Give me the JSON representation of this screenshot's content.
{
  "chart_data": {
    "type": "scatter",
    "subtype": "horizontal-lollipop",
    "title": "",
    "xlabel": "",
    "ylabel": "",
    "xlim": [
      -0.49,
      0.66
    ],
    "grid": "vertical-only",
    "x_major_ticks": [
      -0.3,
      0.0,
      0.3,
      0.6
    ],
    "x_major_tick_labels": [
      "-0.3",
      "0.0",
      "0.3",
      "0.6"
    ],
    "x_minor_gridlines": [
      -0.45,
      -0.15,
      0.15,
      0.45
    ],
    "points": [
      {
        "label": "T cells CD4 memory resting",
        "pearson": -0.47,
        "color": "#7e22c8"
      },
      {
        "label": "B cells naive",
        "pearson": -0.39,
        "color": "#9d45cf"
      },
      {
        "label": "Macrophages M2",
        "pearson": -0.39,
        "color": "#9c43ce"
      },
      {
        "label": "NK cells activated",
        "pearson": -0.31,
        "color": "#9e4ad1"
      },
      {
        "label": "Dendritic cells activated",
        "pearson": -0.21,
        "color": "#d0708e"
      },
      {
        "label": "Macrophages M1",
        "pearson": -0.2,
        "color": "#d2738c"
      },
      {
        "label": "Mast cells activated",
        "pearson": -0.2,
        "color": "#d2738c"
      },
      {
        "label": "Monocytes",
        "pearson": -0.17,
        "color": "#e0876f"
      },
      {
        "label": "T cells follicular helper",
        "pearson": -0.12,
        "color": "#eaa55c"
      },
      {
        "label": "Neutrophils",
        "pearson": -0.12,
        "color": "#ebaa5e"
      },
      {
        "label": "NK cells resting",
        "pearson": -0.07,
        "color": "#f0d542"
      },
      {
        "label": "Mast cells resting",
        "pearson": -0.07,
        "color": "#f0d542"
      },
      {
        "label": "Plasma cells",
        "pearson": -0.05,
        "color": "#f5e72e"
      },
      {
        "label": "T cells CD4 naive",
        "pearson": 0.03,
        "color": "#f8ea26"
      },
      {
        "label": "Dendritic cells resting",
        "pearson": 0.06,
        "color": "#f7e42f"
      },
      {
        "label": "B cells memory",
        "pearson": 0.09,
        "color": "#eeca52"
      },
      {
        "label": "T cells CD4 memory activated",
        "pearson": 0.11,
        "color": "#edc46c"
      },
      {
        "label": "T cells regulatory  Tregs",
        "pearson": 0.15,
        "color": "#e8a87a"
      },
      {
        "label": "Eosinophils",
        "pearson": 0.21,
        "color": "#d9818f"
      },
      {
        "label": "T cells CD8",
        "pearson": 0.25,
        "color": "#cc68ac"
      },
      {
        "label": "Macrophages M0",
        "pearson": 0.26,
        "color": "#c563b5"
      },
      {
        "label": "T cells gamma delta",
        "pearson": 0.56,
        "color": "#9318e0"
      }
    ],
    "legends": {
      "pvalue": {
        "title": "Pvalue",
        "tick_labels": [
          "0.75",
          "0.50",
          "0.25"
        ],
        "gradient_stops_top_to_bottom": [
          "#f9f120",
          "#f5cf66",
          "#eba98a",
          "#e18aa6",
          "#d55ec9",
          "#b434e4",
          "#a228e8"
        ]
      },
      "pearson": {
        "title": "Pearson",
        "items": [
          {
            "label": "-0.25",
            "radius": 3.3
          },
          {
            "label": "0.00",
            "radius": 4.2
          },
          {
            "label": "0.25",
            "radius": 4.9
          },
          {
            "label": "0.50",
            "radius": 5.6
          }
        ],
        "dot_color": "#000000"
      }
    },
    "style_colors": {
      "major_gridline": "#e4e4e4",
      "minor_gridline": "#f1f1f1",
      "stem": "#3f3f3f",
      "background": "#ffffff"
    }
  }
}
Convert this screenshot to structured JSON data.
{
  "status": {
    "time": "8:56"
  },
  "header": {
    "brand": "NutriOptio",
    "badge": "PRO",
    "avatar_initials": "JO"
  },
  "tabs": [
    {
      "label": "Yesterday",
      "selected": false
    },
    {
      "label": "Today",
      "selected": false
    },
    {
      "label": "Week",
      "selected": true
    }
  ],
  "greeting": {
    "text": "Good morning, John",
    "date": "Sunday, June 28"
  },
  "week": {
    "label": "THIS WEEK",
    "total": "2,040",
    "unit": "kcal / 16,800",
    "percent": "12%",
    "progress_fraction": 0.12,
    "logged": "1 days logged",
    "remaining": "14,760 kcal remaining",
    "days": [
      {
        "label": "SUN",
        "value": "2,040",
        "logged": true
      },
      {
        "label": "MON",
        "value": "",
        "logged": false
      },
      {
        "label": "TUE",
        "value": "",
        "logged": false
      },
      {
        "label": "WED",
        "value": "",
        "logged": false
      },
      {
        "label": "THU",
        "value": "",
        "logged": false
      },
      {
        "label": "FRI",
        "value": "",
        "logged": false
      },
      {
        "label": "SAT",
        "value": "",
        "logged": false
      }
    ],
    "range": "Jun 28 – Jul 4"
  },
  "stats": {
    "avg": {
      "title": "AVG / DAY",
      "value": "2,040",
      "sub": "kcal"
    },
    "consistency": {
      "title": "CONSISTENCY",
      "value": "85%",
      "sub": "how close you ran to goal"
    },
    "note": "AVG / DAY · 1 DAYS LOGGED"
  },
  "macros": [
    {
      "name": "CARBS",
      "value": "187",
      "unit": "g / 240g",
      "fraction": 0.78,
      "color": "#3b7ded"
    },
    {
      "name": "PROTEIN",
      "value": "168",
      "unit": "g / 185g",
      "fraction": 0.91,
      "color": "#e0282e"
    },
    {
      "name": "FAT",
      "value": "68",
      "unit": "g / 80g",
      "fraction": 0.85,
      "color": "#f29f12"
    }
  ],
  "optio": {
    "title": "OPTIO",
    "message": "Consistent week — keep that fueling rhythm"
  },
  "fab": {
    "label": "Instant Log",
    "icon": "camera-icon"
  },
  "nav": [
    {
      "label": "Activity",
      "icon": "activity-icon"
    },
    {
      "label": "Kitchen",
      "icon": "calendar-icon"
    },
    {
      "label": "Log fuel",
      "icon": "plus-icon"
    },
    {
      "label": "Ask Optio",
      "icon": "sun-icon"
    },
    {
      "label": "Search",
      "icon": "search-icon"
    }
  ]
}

____

**Problem statement**
Only a number is wanted here: how many lines in the data above include the string "screenshot"?

**Response to this task**
2